[Stored data]
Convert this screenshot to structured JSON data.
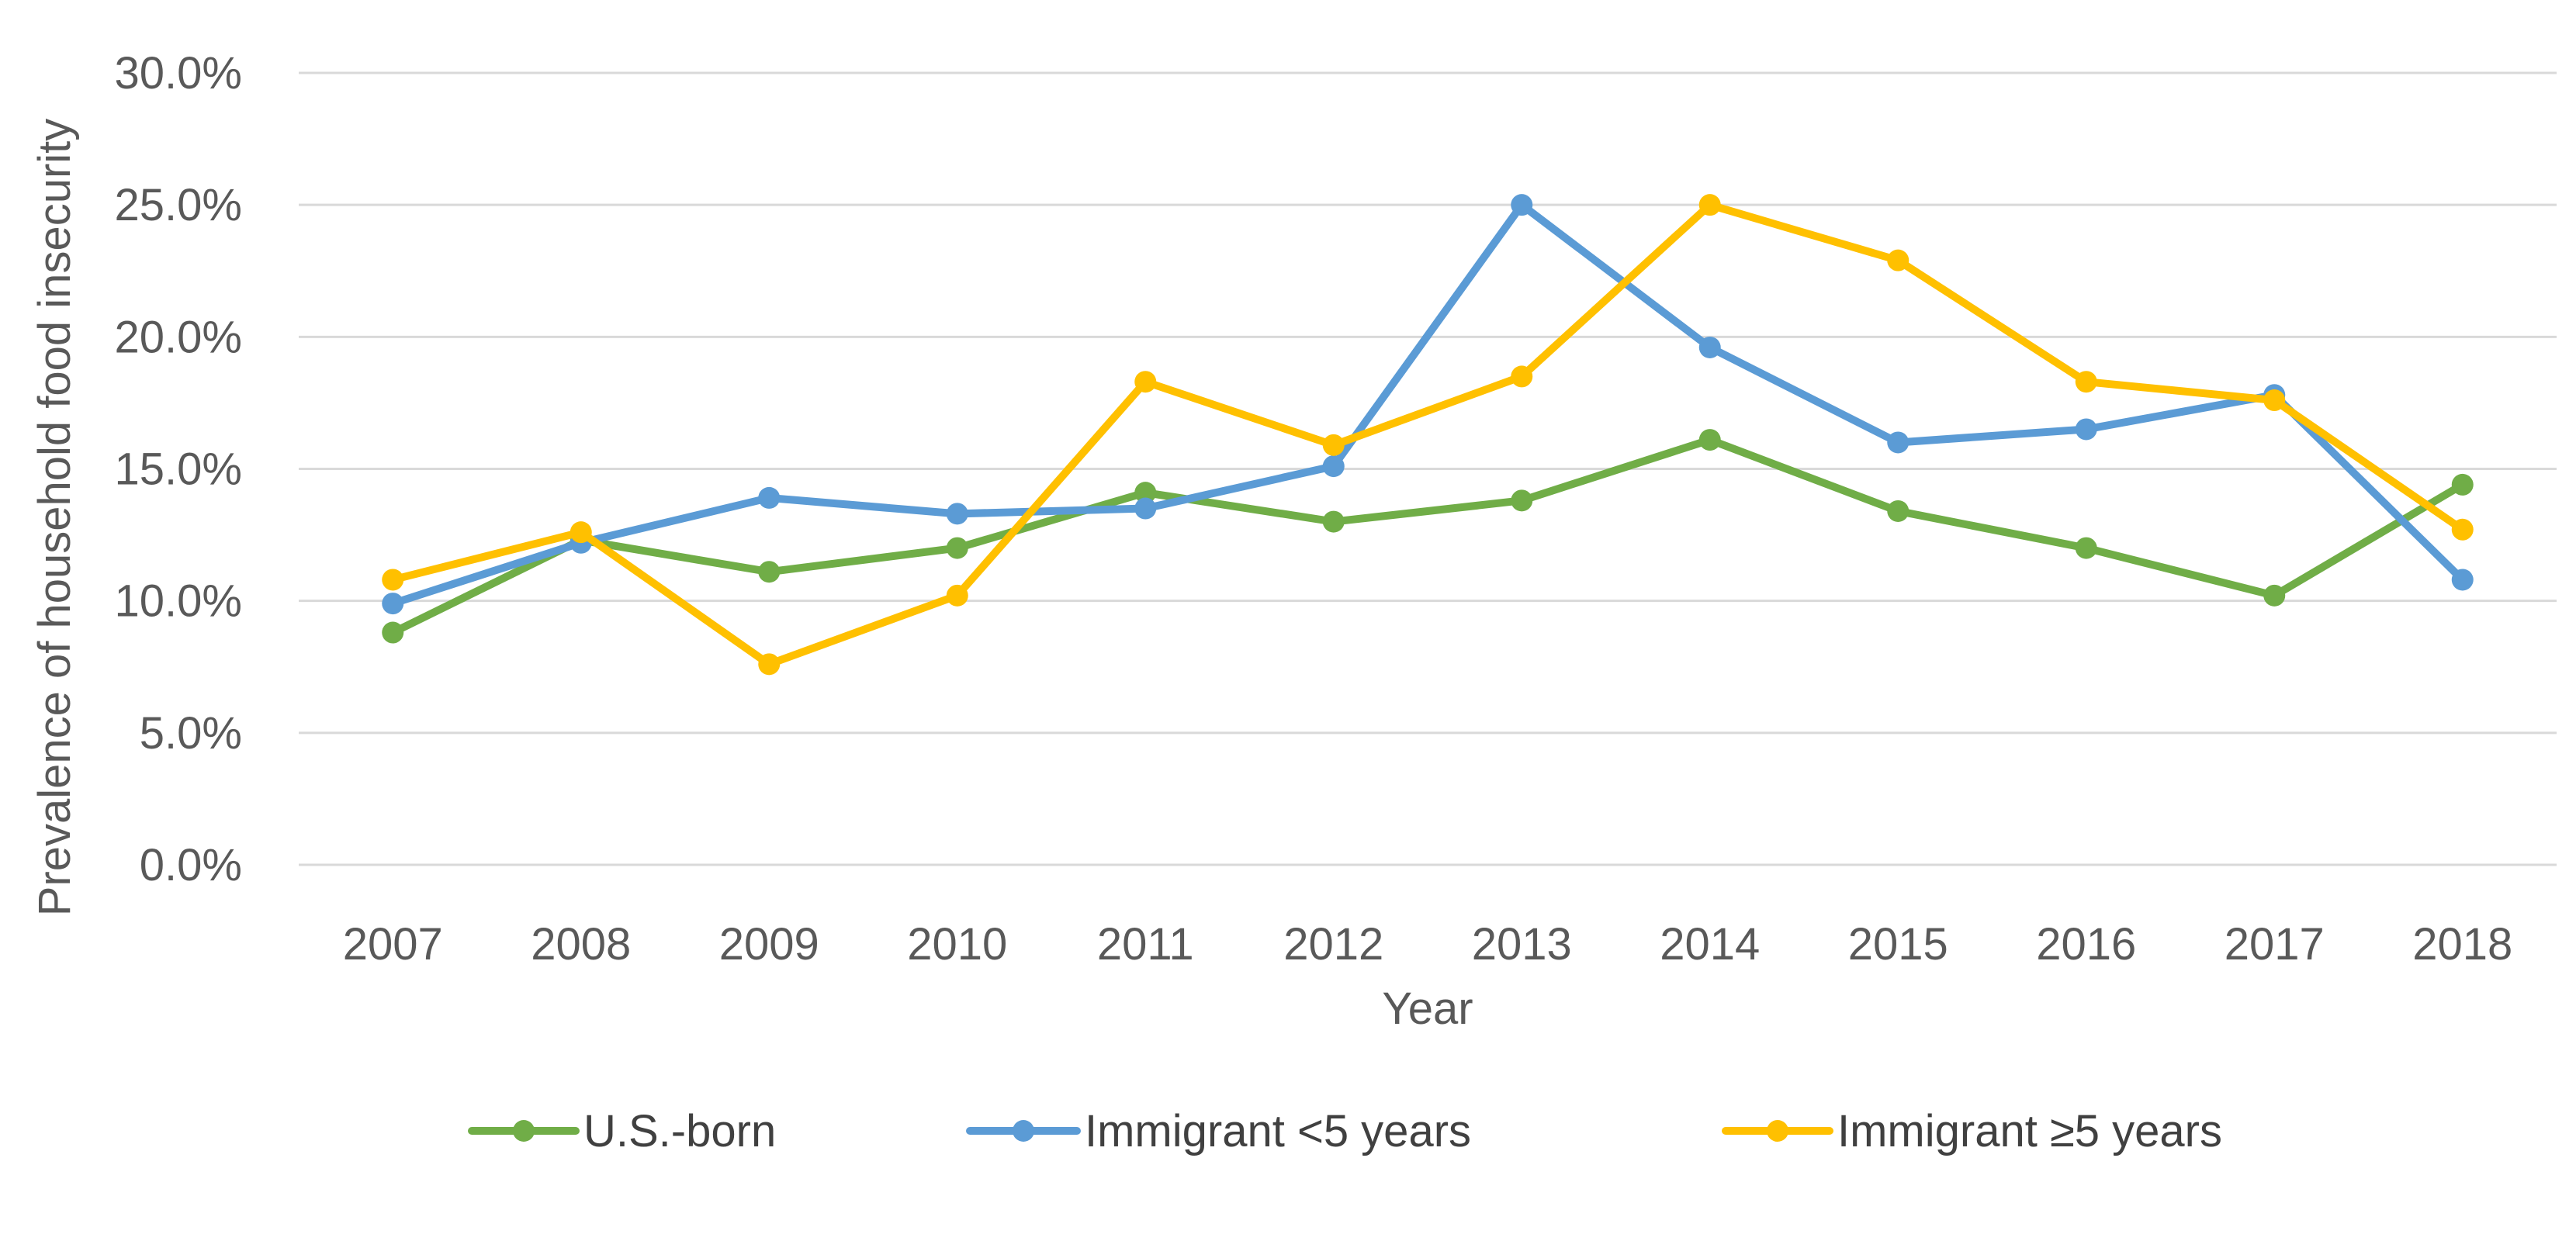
{
  "chart_data": {
    "type": "line",
    "title": "",
    "xlabel": "Year",
    "ylabel": "Prevalence of household food insecurity",
    "categories": [
      "2007",
      "2008",
      "2009",
      "2010",
      "2011",
      "2012",
      "2013",
      "2014",
      "2015",
      "2016",
      "2017",
      "2018"
    ],
    "y_ticks": [
      "0.0%",
      "5.0%",
      "10.0%",
      "15.0%",
      "20.0%",
      "25.0%",
      "30.0%"
    ],
    "y_tick_values": [
      0,
      5,
      10,
      15,
      20,
      25,
      30
    ],
    "ylim": [
      0,
      30
    ],
    "grid": true,
    "legend_position": "bottom",
    "series": [
      {
        "name": "U.S.-born",
        "color": "#70ad47",
        "values": [
          8.8,
          12.3,
          11.1,
          12.0,
          14.1,
          13.0,
          13.8,
          16.1,
          13.4,
          12.0,
          10.2,
          14.4
        ]
      },
      {
        "name": "Immigrant <5 years",
        "color": "#5b9bd5",
        "values": [
          9.9,
          12.2,
          13.9,
          13.3,
          13.5,
          15.1,
          25.0,
          19.6,
          16.0,
          16.5,
          17.8,
          10.8
        ]
      },
      {
        "name": "Immigrant ≥5 years",
        "color": "#ffc000",
        "values": [
          10.8,
          12.6,
          7.6,
          10.2,
          18.3,
          15.9,
          18.5,
          25.0,
          22.9,
          18.3,
          17.6,
          12.7
        ]
      }
    ]
  }
}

* **What is being asked**
Across the entries, how many lines contain "color"? Reply with the number only.

* **Full solution**
3